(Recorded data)
Start

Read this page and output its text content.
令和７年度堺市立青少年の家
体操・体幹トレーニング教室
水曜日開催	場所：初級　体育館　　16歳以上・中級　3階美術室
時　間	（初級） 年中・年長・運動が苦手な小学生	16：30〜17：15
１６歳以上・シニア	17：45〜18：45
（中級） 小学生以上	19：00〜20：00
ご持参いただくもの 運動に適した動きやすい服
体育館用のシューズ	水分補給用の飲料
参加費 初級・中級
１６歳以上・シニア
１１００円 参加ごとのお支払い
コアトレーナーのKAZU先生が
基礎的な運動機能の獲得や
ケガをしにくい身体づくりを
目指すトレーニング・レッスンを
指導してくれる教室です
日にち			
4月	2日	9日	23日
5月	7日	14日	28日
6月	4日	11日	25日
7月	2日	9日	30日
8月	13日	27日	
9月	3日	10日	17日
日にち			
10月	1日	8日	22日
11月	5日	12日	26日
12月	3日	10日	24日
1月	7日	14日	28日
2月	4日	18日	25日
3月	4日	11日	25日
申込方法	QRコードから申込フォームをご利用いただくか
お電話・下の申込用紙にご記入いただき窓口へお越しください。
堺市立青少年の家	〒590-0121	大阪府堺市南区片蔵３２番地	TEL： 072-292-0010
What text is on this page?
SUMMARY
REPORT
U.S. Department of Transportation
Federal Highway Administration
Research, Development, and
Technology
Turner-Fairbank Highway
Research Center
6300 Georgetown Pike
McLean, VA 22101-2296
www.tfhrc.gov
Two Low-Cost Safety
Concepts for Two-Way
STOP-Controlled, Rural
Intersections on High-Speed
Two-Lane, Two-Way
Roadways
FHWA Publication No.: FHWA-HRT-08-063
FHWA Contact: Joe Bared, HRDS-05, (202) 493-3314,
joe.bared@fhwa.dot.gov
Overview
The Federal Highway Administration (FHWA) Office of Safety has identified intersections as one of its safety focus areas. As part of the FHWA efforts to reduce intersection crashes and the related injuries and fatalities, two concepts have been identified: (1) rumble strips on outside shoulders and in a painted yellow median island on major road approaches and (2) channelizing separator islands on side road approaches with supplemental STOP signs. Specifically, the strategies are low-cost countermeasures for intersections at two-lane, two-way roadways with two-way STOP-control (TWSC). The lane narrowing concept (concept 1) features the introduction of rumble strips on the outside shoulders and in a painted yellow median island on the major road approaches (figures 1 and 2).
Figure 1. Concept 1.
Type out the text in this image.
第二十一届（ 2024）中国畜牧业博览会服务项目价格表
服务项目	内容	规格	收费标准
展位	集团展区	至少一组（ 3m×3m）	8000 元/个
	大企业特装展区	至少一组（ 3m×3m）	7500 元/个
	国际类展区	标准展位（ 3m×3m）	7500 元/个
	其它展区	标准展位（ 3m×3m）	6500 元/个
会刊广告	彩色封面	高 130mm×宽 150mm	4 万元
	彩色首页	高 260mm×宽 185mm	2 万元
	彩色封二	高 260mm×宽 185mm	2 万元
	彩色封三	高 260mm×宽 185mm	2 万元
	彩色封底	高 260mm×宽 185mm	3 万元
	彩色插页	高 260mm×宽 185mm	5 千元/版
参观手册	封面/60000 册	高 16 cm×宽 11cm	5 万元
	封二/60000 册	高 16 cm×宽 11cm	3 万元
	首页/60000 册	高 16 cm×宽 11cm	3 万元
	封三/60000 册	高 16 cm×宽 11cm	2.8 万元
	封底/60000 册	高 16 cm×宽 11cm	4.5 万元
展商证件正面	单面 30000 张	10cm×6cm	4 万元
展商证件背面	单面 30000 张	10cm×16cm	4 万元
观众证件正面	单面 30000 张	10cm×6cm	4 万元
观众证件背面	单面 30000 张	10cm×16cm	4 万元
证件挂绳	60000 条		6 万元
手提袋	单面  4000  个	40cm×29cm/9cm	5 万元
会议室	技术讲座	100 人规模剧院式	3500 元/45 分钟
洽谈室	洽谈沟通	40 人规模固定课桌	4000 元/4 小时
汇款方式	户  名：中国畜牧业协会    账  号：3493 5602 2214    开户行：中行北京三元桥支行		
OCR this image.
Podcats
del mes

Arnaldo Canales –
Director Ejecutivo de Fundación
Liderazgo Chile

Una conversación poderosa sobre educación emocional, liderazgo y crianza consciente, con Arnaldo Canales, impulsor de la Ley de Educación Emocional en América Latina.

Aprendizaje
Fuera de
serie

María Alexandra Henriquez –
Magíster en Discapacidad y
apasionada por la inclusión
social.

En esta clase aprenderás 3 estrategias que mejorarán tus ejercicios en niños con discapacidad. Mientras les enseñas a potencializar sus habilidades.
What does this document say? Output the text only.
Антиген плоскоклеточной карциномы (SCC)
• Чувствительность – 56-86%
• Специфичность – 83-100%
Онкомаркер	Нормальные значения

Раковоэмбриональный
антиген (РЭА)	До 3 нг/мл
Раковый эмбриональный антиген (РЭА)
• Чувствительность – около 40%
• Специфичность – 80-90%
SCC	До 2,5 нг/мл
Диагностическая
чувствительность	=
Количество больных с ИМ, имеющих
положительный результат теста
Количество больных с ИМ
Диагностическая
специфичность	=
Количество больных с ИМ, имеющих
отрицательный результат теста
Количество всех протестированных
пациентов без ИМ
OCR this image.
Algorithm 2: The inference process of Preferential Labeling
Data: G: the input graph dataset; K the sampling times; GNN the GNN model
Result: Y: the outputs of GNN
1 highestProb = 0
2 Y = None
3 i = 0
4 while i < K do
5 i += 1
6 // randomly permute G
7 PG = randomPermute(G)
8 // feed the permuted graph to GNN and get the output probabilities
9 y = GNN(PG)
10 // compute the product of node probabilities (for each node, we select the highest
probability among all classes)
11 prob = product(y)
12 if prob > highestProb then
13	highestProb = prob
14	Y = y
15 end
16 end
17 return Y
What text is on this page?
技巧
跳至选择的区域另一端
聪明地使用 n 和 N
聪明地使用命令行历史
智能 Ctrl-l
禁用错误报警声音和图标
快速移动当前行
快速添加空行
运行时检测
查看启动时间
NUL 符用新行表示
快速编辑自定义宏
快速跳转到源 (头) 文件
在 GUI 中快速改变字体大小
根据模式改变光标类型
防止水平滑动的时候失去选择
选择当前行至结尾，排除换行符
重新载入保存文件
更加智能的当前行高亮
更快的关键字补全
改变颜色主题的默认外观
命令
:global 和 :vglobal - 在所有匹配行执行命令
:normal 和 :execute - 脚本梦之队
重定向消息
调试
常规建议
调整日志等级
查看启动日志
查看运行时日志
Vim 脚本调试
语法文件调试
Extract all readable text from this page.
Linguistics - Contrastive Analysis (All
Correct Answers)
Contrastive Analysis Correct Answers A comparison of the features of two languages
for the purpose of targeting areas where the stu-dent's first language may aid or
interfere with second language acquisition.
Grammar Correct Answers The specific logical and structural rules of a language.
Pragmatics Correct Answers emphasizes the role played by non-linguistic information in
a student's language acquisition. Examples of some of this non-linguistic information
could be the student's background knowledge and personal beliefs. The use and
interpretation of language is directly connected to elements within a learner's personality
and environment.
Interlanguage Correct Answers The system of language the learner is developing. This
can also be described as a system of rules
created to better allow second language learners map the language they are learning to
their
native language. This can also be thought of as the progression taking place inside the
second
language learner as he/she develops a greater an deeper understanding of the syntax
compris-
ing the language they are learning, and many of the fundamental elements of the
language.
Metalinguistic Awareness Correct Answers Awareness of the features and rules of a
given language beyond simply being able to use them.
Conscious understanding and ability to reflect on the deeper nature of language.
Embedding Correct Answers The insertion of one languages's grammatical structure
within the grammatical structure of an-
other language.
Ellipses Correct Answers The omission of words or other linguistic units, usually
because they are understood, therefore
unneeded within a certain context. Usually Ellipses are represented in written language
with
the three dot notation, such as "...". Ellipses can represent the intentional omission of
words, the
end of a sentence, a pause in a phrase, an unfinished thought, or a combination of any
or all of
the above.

End

▸ WHAT YOU SHOULD DO
Where a line of the entries contains the word "Correct", copy that line.

▸ THE ANSWER
Correct Answers)
Contrastive Analysis Correct Answers A comparison of the features of two languages
Grammar Correct Answers The specific logical and structural rules of a language.
Pragmatics Correct Answers emphasizes the role played by non-linguistic information in
Interlanguage Correct Answers The system of language the learner is developing. This
Metalinguistic Awareness Correct Answers Awareness of the features and rules of a
Embedding Correct Answers The insertion of one languages's grammatical structure
Ellipses Correct Answers The omission of words or other linguistic units, usually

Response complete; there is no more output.